La Tannerie, de Célia Levi

Roman français de 2020. Jeanne, jeune adulte arrivée à Paris depuis sa Bretagne natale, décroche un contrat de 6 mois en tant qu’accueillante à la Tannerie, lieu culturel à la mode situé dans une ancienne friche à Pantin. Au contact de ses collègues et au fil de son quotidien à la Tannerie, Jeanne découvre un univers complètement différent de celui dont elle est issue. Ses collègues suivent l’actualité, parlent de politique, namedroppent des artistes et des penseurs, connaissent les restaurants et les bars à la mode… Jeanne se laisse totalement impressionner par ce mode de vie et notamment par Julien, son supérieur très beau et toujours prêt à sortir un discours conceptualisant bourré de références.

INFORMATIONS FOURNIES>

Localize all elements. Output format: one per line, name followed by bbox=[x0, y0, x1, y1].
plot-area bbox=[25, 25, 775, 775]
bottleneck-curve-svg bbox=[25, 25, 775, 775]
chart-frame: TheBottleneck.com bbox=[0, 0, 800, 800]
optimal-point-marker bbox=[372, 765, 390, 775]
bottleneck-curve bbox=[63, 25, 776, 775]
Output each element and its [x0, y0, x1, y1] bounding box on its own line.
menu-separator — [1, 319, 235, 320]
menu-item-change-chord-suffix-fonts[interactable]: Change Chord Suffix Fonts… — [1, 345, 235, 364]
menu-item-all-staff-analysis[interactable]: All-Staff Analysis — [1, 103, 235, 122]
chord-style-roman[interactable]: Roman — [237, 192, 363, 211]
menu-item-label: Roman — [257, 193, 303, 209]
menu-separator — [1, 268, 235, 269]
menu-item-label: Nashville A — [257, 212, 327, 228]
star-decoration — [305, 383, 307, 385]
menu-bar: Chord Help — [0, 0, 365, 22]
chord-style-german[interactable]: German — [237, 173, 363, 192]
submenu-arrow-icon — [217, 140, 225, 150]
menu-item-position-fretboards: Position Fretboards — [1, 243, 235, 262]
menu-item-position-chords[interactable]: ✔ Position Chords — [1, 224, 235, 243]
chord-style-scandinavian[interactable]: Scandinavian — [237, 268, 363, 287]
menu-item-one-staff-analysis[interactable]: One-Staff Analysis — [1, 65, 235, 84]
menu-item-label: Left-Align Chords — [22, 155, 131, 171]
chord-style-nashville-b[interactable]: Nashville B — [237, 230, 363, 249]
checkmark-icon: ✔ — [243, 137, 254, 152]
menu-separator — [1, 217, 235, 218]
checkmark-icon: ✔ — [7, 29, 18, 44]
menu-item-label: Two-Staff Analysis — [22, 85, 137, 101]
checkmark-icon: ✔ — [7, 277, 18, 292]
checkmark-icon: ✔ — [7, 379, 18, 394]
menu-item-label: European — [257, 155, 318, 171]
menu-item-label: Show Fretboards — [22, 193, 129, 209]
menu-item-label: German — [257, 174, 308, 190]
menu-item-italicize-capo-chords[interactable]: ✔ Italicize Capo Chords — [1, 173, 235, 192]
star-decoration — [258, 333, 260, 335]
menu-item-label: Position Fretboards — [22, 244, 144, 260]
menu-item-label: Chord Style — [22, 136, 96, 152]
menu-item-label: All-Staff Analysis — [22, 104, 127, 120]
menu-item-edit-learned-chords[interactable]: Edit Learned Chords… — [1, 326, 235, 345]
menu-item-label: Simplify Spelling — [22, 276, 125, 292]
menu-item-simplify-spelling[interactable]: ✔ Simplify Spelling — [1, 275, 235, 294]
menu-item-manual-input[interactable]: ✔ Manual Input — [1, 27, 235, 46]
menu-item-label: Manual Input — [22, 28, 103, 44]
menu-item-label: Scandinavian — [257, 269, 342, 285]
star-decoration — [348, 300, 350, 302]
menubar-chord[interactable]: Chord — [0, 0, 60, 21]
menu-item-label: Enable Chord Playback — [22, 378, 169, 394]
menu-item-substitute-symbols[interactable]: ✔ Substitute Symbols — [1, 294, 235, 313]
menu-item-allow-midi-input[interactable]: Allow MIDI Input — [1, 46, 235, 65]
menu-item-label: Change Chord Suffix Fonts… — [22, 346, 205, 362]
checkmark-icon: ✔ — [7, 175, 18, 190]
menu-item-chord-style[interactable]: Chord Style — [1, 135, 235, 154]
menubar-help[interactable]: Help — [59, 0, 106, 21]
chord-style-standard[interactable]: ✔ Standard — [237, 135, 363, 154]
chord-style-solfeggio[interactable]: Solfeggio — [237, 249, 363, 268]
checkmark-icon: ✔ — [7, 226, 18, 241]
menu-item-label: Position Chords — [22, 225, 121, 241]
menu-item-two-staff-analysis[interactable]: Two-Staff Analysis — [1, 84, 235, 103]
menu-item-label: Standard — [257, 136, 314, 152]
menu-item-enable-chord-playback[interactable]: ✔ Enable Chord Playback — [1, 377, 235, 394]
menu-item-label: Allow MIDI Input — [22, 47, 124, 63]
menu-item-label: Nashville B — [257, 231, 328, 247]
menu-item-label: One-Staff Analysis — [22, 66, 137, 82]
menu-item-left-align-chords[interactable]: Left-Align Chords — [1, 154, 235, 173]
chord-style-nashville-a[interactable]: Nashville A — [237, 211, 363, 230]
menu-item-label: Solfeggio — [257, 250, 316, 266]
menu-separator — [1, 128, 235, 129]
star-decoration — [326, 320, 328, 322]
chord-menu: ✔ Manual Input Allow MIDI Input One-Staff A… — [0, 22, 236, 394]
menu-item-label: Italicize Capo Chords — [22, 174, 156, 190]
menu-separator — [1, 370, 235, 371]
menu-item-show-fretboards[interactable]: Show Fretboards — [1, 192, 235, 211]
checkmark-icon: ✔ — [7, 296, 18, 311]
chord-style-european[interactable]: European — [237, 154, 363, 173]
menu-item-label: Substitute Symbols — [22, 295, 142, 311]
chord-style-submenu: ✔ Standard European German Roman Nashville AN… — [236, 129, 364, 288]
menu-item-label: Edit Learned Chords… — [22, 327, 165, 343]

CONSIGNE A>
D'après la présentation de La Tannerie, indiquez si chacune des affirmations suivantes est exacte : (i) Jeanne obtient un contrat de six mois à la Tannerie ; (ii) Jeanne est originaire de Pantin ; (iii) Julien est le supérieur de Jeanne. Répondez par oui ou par non, en citant chaque fois les mots décisifs du texte.
CONSIGNE B>
Poursuivez la présentation de La Tannerie à partir de sa dernière phrase.

RÉPONSE A>
(i) Oui : « décroche un contrat de 6 mois en tant qu’accueillante à la Tannerie ».
(ii) Non : « arrivée à Paris depuis sa Bretagne natale ».
(iii) Oui : « Julien, son supérieur très beau ».

RÉPONSE B>
Jeanne s’acclimate peu à peu à ce monde, au point d’avoir honte de ses origines, de l’absence de chic de sa famille paysanne. Elle devient en partie transfuge de classe, mais uniquement en terme de capital culturel, son salaire étant misérable. En parallèle, elle a aussi un éveil à la politique avec la présence de campements de migrant.e.s proches de la Tannerie, les conflits sociaux de basse intensité dans le lieu culturel, et surtout toute la séquence Nuit Debout qui se déploie dans la seconde partie du roman.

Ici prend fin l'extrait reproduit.